┌─ Dataset records

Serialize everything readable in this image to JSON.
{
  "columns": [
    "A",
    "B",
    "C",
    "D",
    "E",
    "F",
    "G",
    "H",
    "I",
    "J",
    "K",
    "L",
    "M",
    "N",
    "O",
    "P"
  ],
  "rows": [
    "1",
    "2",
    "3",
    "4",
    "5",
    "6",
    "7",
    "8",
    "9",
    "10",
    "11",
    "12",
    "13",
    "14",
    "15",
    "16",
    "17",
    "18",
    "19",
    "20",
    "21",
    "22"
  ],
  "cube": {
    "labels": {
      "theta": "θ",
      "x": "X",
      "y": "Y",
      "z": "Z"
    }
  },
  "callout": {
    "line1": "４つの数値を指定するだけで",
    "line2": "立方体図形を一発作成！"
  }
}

└─

_Problem details_
Transcribe every entry word for word.

_Response below_
Serialize everything readable in this image to JSON.
{
  "columns": [
    "A",
    "B",
    "C",
    "D",
    "E",
    "F",
    "G",
    "H",
    "I",
    "J",
    "K",
    "L",
    "M",
    "N",
    "O",
    "P"
  ],
  "rows": [
    "1",
    "2",
    "3",
    "4",
    "5",
    "6",
    "7",
    "8",
    "9",
    "10",
    "11",
    "12",
    "13",
    "14",
    "15",
    "16",
    "17",
    "18",
    "19",
    "20",
    "21",
    "22"
  ],
  "cube": {
    "labels": {
      "theta": "θ",
      "x": "X",
      "y": "Y",
      "z": "Z"
    }
  },
  "callout": {
    "line1": "４つの数値を指定するだけで",
    "line2": "立方体図形を一発作成！"
  }
}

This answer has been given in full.